[AIM OF THE TASK]: Scan the entries below and extract each line with the word "that" in it.

++++ RECORD EXTRACTS ++++

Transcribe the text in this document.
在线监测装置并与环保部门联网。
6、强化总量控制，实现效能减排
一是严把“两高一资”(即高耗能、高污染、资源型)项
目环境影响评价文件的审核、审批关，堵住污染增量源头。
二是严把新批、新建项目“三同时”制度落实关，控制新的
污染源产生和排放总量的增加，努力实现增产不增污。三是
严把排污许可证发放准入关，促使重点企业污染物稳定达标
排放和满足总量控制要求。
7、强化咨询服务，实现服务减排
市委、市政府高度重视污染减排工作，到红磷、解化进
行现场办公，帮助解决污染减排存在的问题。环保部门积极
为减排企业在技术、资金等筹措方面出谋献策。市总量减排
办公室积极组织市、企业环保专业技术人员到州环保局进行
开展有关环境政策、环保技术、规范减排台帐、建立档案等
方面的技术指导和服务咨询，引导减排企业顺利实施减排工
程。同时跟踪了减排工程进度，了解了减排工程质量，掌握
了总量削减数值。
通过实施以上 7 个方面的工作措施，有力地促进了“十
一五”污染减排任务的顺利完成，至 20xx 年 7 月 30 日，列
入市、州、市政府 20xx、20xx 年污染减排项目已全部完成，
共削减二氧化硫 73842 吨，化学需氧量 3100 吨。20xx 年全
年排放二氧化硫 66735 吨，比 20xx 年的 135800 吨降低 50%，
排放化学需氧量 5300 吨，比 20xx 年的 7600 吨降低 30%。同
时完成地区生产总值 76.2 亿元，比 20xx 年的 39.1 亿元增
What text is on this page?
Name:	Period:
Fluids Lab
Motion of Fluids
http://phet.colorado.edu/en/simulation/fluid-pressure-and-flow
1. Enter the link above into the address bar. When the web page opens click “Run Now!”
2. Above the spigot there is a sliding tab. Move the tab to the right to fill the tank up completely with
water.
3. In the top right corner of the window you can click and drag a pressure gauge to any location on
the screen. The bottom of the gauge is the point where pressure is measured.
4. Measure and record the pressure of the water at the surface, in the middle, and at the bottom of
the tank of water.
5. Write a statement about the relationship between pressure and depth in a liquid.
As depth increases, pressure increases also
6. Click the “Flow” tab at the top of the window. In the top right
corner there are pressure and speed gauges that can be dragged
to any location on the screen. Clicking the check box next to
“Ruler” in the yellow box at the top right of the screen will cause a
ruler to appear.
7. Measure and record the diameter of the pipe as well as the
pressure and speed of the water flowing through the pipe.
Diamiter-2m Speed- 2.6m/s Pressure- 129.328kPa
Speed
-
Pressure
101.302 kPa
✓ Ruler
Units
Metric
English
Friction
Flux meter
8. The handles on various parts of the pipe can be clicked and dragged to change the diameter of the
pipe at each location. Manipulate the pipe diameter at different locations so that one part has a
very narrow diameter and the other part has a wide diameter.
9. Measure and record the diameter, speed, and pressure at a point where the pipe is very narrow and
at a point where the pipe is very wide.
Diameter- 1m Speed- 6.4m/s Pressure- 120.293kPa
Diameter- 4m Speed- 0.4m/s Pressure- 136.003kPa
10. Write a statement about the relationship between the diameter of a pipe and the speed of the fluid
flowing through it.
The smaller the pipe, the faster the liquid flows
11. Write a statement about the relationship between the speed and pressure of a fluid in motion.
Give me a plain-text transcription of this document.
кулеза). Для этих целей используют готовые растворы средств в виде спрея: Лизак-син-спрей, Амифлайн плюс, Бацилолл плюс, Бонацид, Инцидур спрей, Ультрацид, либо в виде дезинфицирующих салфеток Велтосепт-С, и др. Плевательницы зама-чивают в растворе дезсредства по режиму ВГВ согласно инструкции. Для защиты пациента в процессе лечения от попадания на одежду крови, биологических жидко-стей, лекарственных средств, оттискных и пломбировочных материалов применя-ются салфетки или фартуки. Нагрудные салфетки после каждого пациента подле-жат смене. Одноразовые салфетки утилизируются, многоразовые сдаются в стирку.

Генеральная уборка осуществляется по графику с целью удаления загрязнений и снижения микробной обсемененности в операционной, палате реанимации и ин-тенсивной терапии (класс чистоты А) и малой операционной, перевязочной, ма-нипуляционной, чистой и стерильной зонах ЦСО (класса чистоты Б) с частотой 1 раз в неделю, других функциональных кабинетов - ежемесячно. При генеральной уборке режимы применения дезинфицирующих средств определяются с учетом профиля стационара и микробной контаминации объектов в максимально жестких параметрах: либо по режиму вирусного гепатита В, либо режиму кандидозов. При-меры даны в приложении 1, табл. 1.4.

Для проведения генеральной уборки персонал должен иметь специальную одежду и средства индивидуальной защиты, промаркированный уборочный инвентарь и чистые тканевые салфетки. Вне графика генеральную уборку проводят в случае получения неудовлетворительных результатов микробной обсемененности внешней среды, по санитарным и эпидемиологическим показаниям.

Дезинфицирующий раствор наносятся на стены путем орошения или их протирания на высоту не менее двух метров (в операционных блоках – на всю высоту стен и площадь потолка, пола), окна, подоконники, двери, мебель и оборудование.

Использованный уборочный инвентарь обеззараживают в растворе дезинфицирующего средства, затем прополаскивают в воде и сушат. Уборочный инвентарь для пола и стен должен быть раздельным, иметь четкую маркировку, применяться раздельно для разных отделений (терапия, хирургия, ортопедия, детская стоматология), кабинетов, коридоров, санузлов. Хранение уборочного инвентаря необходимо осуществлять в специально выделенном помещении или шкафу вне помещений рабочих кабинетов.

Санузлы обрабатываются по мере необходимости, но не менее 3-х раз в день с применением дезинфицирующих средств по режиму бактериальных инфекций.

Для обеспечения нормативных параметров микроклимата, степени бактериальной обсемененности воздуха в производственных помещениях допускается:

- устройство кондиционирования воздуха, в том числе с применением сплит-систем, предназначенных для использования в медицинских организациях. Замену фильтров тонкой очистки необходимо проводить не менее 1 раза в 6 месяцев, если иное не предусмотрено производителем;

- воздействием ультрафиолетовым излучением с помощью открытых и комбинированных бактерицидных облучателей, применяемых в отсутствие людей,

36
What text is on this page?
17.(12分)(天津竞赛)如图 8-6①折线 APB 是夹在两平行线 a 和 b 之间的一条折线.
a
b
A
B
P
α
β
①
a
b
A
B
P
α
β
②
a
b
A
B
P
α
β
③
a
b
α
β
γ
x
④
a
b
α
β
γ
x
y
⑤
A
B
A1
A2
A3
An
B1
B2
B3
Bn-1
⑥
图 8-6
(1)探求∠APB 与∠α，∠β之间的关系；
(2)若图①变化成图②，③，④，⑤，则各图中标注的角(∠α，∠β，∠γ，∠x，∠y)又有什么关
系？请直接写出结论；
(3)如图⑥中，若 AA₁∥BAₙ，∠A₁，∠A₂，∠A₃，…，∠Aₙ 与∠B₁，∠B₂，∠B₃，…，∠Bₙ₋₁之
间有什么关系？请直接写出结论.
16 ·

++++

[RESULT OF THIS EXERCISE]:
corner there are pressure and speed gauges that can be dragged
pipe at each location. Manipulate the pipe diameter at different locations so that one part has a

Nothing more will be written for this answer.